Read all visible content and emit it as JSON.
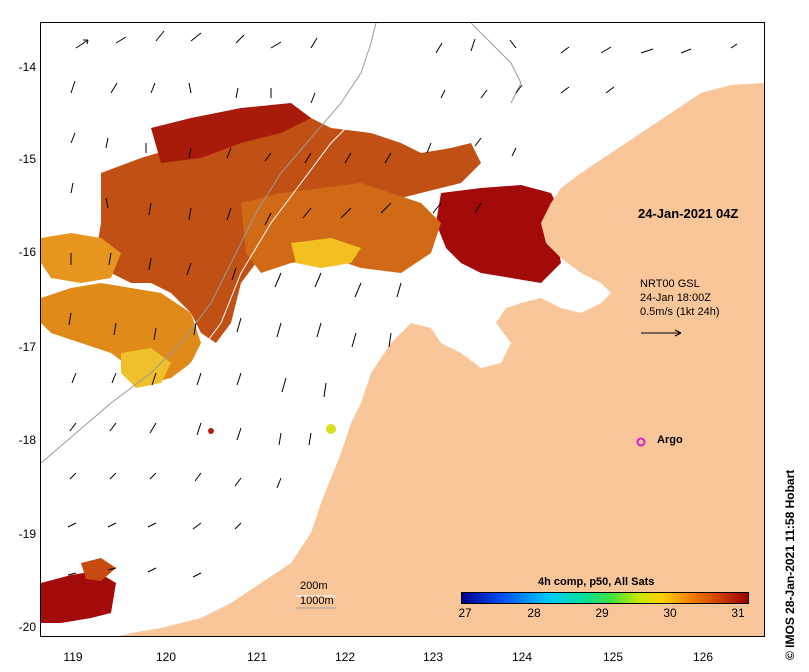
{
  "map": {
    "y_axis_labels": [
      "-14",
      "-15",
      "-16",
      "-17",
      "-18",
      "-19",
      "-20"
    ],
    "x_axis_labels": [
      "119",
      "120",
      "121",
      "122",
      "123",
      "124",
      "125",
      "126"
    ],
    "date_label": "24-Jan-2021 04Z",
    "current_model": {
      "line1": "NRT00 GSL",
      "line2": "24-Jan 18:00Z",
      "line3": "0.5m/s (1kt 24h)"
    },
    "argo_label": "Argo",
    "isobaths": {
      "label_200": "200m",
      "label_1000": "1000m"
    },
    "colorbar": {
      "title": "4h comp, p50, All Sats",
      "ticks": [
        "27",
        "28",
        "29",
        "30",
        "31"
      ]
    },
    "credit": "© IMOS 28-Jan-2021 11:58 Hobart",
    "colors": {
      "land": "#f9c69a",
      "sst_hot": "#a30a0a",
      "sst_warm": "#c84a10",
      "sst_mild": "#e08a1a",
      "sst_cool": "#f2c020",
      "argo": "#d020d0"
    }
  }
}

┄┄┄┄┄┄┄┄┄┄┄┄┄┄┄┄┄┄┄┄

## [The task]
Take the records above and transcribe them exactly, dropping every picture.

## [Output for this task]
Read all visible content and emit it as JSON.
{
  "map": {
    "y_axis_labels": [
      "-14",
      "-15",
      "-16",
      "-17",
      "-18",
      "-19",
      "-20"
    ],
    "x_axis_labels": [
      "119",
      "120",
      "121",
      "122",
      "123",
      "124",
      "125",
      "126"
    ],
    "date_label": "24-Jan-2021 04Z",
    "current_model": {
      "line1": "NRT00 GSL",
      "line2": "24-Jan 18:00Z",
      "line3": "0.5m/s (1kt 24h)"
    },
    "argo_label": "Argo",
    "isobaths": {
      "label_200": "200m",
      "label_1000": "1000m"
    },
    "colorbar": {
      "title": "4h comp, p50, All Sats",
      "ticks": [
        "27",
        "28",
        "29",
        "30",
        "31"
      ]
    },
    "credit": "© IMOS 28-Jan-2021 11:58 Hobart",
    "colors": {
      "land": "#f9c69a",
      "sst_hot": "#a30a0a",
      "sst_warm": "#c84a10",
      "sst_mild": "#e08a1a",
      "sst_cool": "#f2c020",
      "argo": "#d020d0"
    }
  }
}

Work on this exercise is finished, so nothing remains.